**INFORMATION PROVIDED**
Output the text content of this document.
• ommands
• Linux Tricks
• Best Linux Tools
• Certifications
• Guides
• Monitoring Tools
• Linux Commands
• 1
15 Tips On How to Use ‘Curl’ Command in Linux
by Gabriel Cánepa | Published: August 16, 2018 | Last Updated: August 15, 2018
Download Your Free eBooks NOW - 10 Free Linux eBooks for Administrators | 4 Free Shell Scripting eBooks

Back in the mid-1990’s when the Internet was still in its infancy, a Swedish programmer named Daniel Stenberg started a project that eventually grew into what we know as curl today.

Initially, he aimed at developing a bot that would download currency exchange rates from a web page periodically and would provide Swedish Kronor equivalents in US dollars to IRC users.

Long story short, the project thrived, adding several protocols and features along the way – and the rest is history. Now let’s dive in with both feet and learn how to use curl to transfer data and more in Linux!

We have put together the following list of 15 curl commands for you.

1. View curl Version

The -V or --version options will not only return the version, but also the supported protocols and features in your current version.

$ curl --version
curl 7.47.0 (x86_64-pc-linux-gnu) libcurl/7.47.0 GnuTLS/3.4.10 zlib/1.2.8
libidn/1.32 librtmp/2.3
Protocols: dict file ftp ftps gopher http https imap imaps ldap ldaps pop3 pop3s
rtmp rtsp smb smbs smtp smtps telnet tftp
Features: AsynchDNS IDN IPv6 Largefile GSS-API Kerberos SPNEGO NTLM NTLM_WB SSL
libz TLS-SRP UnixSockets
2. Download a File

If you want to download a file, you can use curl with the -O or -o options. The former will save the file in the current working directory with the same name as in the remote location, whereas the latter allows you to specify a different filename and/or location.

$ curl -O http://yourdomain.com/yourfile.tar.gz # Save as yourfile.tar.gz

--

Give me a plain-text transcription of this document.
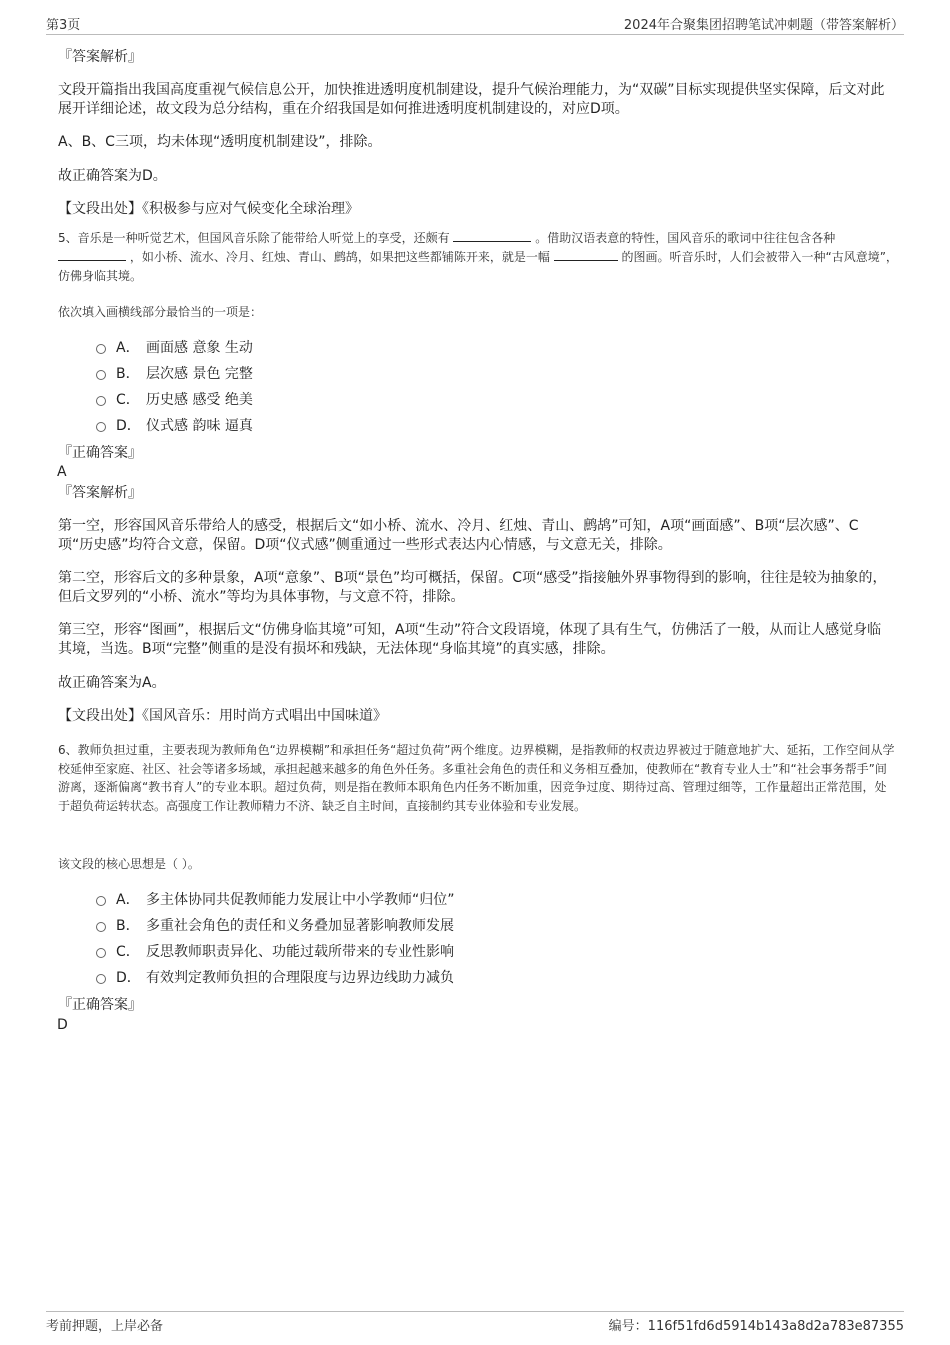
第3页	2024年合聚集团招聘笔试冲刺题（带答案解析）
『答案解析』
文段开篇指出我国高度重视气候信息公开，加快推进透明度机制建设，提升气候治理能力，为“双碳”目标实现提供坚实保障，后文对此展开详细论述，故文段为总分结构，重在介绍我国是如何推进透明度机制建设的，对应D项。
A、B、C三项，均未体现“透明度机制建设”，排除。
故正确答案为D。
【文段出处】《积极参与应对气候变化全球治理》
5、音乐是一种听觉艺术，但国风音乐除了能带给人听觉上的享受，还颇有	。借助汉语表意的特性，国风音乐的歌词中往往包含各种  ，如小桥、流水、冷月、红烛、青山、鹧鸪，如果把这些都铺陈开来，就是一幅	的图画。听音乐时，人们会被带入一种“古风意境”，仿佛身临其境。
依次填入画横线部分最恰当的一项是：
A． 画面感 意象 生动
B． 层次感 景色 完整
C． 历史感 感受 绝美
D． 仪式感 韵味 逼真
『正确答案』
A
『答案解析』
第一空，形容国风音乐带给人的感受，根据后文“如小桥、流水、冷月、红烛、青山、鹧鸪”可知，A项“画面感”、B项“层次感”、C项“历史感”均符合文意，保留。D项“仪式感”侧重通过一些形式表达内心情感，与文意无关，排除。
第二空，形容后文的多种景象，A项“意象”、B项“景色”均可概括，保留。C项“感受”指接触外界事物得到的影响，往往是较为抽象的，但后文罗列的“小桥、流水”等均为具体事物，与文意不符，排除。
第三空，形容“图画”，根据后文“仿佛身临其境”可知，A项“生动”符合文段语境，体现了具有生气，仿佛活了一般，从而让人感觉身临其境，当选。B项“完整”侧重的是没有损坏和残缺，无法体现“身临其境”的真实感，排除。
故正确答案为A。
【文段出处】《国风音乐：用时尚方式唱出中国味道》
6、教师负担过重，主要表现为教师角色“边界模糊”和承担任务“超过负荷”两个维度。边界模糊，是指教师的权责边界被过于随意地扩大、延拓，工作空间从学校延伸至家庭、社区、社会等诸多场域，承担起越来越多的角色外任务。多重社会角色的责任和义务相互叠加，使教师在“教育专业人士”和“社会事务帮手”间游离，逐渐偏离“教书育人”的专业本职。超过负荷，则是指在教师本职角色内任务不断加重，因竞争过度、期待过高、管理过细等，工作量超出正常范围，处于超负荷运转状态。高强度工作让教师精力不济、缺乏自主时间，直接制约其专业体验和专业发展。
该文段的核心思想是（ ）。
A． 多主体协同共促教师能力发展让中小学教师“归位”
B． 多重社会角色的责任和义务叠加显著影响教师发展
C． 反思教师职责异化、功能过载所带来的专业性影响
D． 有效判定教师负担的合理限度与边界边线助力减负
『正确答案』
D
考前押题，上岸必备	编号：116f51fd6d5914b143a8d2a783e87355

**DO THIS**
For each line in the data above that contains the string "仿佛身临其境", extract the line.

**COMPLETE OUTPUT**
5、音乐是一种听觉艺术，但国风音乐除了能带给人听觉上的享受，还颇有	。借助汉语表意的特性，国风音乐的歌词中往往包含各种  ，如小桥、流水、冷月、红烛、青山、鹧鸪，如果把这些都铺陈开来，就是一幅	的图画。听音乐时，人们会被带入一种“古风意境”，仿佛身临其境。
第三空，形容“图画”，根据后文“仿佛身临其境”可知，A项“生动”符合文段语境，体现了具有生气，仿佛活了一般，从而让人感觉身临其境，当选。B项“完整”侧重的是没有损坏和残缺，无法体现“身临其境”的真实感，排除。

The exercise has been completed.